Exercise:
Return the full listing exactly as it is written.

Exercise data:

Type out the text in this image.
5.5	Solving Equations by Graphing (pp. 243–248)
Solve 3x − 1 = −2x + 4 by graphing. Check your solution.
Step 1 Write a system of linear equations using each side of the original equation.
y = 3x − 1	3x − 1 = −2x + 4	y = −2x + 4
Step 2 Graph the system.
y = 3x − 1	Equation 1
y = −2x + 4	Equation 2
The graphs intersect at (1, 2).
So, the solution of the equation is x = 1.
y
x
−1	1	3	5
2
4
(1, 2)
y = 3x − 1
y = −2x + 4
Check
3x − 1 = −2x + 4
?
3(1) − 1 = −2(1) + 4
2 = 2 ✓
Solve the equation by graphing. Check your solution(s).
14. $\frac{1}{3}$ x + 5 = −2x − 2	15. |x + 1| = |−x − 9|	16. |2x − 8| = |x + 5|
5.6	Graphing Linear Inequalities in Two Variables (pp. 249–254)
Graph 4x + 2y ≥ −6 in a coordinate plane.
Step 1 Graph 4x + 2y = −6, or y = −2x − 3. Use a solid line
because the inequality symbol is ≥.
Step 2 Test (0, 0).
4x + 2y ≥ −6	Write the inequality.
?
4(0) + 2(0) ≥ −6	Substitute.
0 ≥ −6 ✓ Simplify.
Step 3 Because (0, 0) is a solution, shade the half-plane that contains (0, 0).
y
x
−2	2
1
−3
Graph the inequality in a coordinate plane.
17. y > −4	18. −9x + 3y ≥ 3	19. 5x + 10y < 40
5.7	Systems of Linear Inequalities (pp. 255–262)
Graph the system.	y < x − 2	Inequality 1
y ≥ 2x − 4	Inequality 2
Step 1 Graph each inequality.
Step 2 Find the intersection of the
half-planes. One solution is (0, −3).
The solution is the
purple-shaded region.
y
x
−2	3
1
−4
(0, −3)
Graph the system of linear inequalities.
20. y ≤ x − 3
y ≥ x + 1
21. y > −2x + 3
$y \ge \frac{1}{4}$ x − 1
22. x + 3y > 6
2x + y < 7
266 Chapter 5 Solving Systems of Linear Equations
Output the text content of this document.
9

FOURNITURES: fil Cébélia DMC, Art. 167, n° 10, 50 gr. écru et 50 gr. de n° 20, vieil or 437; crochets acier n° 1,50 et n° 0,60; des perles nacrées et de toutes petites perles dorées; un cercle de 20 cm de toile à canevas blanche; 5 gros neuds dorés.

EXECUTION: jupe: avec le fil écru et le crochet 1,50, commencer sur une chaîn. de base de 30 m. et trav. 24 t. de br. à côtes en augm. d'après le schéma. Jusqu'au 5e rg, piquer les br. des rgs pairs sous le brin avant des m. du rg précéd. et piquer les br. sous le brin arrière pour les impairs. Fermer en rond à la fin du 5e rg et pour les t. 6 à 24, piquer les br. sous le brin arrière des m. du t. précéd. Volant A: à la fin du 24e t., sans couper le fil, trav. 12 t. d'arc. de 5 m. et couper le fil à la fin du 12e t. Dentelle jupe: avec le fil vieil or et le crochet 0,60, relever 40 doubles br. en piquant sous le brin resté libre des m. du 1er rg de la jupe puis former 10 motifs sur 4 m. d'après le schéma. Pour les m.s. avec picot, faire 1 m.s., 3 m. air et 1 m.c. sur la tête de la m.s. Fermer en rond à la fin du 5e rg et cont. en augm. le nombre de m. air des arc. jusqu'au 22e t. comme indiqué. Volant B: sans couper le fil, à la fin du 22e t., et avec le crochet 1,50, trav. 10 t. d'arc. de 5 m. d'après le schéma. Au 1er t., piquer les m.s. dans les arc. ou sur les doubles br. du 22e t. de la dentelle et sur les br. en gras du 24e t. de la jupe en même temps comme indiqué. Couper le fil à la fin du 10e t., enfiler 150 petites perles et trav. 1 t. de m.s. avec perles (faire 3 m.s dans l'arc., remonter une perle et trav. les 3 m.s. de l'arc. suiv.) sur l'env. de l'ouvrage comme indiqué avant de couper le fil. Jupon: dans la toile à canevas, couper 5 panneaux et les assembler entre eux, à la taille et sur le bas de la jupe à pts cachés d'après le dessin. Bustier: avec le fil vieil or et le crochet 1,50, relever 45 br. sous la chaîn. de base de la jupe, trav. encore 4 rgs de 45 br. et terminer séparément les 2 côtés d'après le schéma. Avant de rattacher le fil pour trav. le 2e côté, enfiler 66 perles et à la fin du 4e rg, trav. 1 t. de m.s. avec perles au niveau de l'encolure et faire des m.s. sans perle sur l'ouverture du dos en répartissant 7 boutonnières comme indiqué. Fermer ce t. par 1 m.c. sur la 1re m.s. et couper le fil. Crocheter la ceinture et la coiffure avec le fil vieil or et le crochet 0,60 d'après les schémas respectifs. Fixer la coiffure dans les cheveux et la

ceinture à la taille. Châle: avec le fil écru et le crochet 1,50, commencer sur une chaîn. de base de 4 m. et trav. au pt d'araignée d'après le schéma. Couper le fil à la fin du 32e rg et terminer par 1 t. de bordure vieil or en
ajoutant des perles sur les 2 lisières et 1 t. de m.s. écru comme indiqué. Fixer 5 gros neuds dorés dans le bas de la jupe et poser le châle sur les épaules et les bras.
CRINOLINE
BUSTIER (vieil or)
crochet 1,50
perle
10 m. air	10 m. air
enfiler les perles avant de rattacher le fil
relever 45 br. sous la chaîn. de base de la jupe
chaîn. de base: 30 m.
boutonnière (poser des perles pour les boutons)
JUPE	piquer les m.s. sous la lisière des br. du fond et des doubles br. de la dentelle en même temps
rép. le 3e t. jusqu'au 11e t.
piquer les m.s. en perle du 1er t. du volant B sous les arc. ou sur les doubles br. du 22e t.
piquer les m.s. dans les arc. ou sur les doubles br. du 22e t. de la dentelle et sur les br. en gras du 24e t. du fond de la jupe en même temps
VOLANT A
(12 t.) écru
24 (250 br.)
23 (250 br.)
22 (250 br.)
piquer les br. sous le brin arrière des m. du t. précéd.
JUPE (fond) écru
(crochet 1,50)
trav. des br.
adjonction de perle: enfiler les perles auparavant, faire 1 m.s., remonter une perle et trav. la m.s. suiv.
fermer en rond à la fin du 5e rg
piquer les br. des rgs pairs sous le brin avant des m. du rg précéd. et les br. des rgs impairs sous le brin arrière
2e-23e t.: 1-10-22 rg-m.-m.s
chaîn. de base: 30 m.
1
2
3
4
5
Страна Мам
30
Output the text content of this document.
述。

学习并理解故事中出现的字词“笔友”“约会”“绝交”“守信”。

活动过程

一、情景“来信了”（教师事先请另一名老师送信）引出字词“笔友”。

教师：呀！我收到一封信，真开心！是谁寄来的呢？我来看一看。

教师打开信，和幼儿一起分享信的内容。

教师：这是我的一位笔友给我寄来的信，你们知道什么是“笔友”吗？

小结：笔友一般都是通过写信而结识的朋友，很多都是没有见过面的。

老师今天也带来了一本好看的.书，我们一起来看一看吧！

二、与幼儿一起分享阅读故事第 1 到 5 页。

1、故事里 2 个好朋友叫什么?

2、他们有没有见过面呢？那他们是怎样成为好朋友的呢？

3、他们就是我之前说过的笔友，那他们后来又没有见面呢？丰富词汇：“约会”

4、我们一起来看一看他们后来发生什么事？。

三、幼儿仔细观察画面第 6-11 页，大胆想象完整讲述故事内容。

Problem solution:
Type out the text in this image.
5.5	Solving Equations by Graphing (pp. 243–248)
Solve 3x − 1 = −2x + 4 by graphing. Check your solution.
Step 1 Write a system of linear equations using each side of the original equation.
y = 3x − 1	3x − 1 = −2x + 4	y = −2x + 4
Step 2 Graph the system.
y = 3x − 1	Equation 1
y = −2x + 4	Equation 2
The graphs intersect at (1, 2).
So, the solution of the equation is x = 1.
y
x
−1	1	3	5
2
4
(1, 2)
y = 3x − 1
y = −2x + 4
Check
3x − 1 = −2x + 4
?
3(1) − 1 = −2(1) + 4
2 = 2 ✓
Solve the equation by graphing. Check your solution(s).
14. $\frac{1}{3}$ x + 5 = −2x − 2	15. |x + 1| = |−x − 9|	16. |2x − 8| = |x + 5|
5.6	Graphing Linear Inequalities in Two Variables (pp. 249–254)
Graph 4x + 2y ≥ −6 in a coordinate plane.
Step 1 Graph 4x + 2y = −6, or y = −2x − 3. Use a solid line
because the inequality symbol is ≥.
Step 2 Test (0, 0).
4x + 2y ≥ −6	Write the inequality.
?
4(0) + 2(0) ≥ −6	Substitute.
0 ≥ −6 ✓ Simplify.
Step 3 Because (0, 0) is a solution, shade the half-plane that contains (0, 0).
y
x
−2	2
1
−3
Graph the inequality in a coordinate plane.
17. y > −4	18. −9x + 3y ≥ 3	19. 5x + 10y < 40
5.7	Systems of Linear Inequalities (pp. 255–262)
Graph the system.	y < x − 2	Inequality 1
y ≥ 2x − 4	Inequality 2
Step 1 Graph each inequality.
Step 2 Find the intersection of the
half-planes. One solution is (0, −3).
The solution is the
purple-shaded region.
y
x
−2	3
1
−4
(0, −3)
Graph the system of linear inequalities.
20. y ≤ x − 3
y ≥ x + 1
21. y > −2x + 3
$y \ge \frac{1}{4}$ x − 1
22. x + 3y > 6
2x + y < 7
266 Chapter 5 Solving Systems of Linear Equations
Output the text content of this document.
9

FOURNITURES: fil Cébélia DMC, Art. 167, n° 10, 50 gr. écru et 50 gr. de n° 20, vieil or 437; crochets acier n° 1,50 et n° 0,60; des perles nacrées et de toutes petites perles dorées; un cercle de 20 cm de toile à canevas blanche; 5 gros neuds dorés.

EXECUTION: jupe: avec le fil écru et le crochet 1,50, commencer sur une chaîn. de base de 30 m. et trav. 24 t. de br. à côtes en augm. d'après le schéma. Jusqu'au 5e rg, piquer les br. des rgs pairs sous le brin avant des m. du rg précéd. et piquer les br. sous le brin arrière pour les impairs. Fermer en rond à la fin du 5e rg et pour les t. 6 à 24, piquer les br. sous le brin arrière des m. du t. précéd. Volant A: à la fin du 24e t., sans couper le fil, trav. 12 t. d'arc. de 5 m. et couper le fil à la fin du 12e t. Dentelle jupe: avec le fil vieil or et le crochet 0,60, relever 40 doubles br. en piquant sous le brin resté libre des m. du 1er rg de la jupe puis former 10 motifs sur 4 m. d'après le schéma. Pour les m.s. avec picot, faire 1 m.s., 3 m. air et 1 m.c. sur la tête de la m.s. Fermer en rond à la fin du 5e rg et cont. en augm. le nombre de m. air des arc. jusqu'au 22e t. comme indiqué. Volant B: sans couper le fil, à la fin du 22e t., et avec le crochet 1,50, trav. 10 t. d'arc. de 5 m. d'après le schéma. Au 1er t., piquer les m.s. dans les arc. ou sur les doubles br. du 22e t. de la dentelle et sur les br. en gras du 24e t. de la jupe en même temps comme indiqué. Couper le fil à la fin du 10e t., enfiler 150 petites perles et trav. 1 t. de m.s. avec perles (faire 3 m.s dans l'arc., remonter une perle et trav. les 3 m.s. de l'arc. suiv.) sur l'env. de l'ouvrage comme indiqué avant de couper le fil. Jupon: dans la toile à canevas, couper 5 panneaux et les assembler entre eux, à la taille et sur le bas de la jupe à pts cachés d'après le dessin. Bustier: avec le fil vieil or et le crochet 1,50, relever 45 br. sous la chaîn. de base de la jupe, trav. encore 4 rgs de 45 br. et terminer séparément les 2 côtés d'après le schéma. Avant de rattacher le fil pour trav. le 2e côté, enfiler 66 perles et à la fin du 4e rg, trav. 1 t. de m.s. avec perles au niveau de l'encolure et faire des m.s. sans perle sur l'ouverture du dos en répartissant 7 boutonnières comme indiqué. Fermer ce t. par 1 m.c. sur la 1re m.s. et couper le fil. Crocheter la ceinture et la coiffure avec le fil vieil or et le crochet 0,60 d'après les schémas respectifs. Fixer la coiffure dans les cheveux et la

ceinture à la taille. Châle: avec le fil écru et le crochet 1,50, commencer sur une chaîn. de base de 4 m. et trav. au pt d'araignée d'après le schéma. Couper le fil à la fin du 32e rg et terminer par 1 t. de bordure vieil or en
ajoutant des perles sur les 2 lisières et 1 t. de m.s. écru comme indiqué. Fixer 5 gros neuds dorés dans le bas de la jupe et poser le châle sur les épaules et les bras.
CRINOLINE
BUSTIER (vieil or)
crochet 1,50
perle
10 m. air	10 m. air
enfiler les perles avant de rattacher le fil
relever 45 br. sous la chaîn. de base de la jupe
chaîn. de base: 30 m.
boutonnière (poser des perles pour les boutons)
JUPE	piquer les m.s. sous la lisière des br. du fond et des doubles br. de la dentelle en même temps
rép. le 3e t. jusqu'au 11e t.
piquer les m.s. en perle du 1er t. du volant B sous les arc. ou sur les doubles br. du 22e t.
piquer les m.s. dans les arc. ou sur les doubles br. du 22e t. de la dentelle et sur les br. en gras du 24e t. du fond de la jupe en même temps
VOLANT A
(12 t.) écru
24 (250 br.)
23 (250 br.)
22 (250 br.)
piquer les br. sous le brin arrière des m. du t. précéd.
JUPE (fond) écru
(crochet 1,50)
trav. des br.
adjonction de perle: enfiler les perles auparavant, faire 1 m.s., remonter une perle et trav. la m.s. suiv.
fermer en rond à la fin du 5e rg
piquer les br. des rgs pairs sous le brin avant des m. du rg précéd. et les br. des rgs impairs sous le brin arrière
2e-23e t.: 1-10-22 rg-m.-m.s
chaîn. de base: 30 m.
1
2
3
4
5
Страна Мам
30
Output the text content of this document.
述。

学习并理解故事中出现的字词“笔友”“约会”“绝交”“守信”。

活动过程

一、情景“来信了”（教师事先请另一名老师送信）引出字词“笔友”。

教师：呀！我收到一封信，真开心！是谁寄来的呢？我来看一看。

教师打开信，和幼儿一起分享信的内容。

教师：这是我的一位笔友给我寄来的信，你们知道什么是“笔友”吗？

小结：笔友一般都是通过写信而结识的朋友，很多都是没有见过面的。

老师今天也带来了一本好看的.书，我们一起来看一看吧！

二、与幼儿一起分享阅读故事第 1 到 5 页。

1、故事里 2 个好朋友叫什么?

2、他们有没有见过面呢？那他们是怎样成为好朋友的呢？

3、他们就是我之前说过的笔友，那他们后来又没有见面呢？丰富词汇：“约会”

4、我们一起来看一看他们后来发生什么事？。

三、幼儿仔细观察画面第 6-11 页，大胆想象完整讲述故事内容。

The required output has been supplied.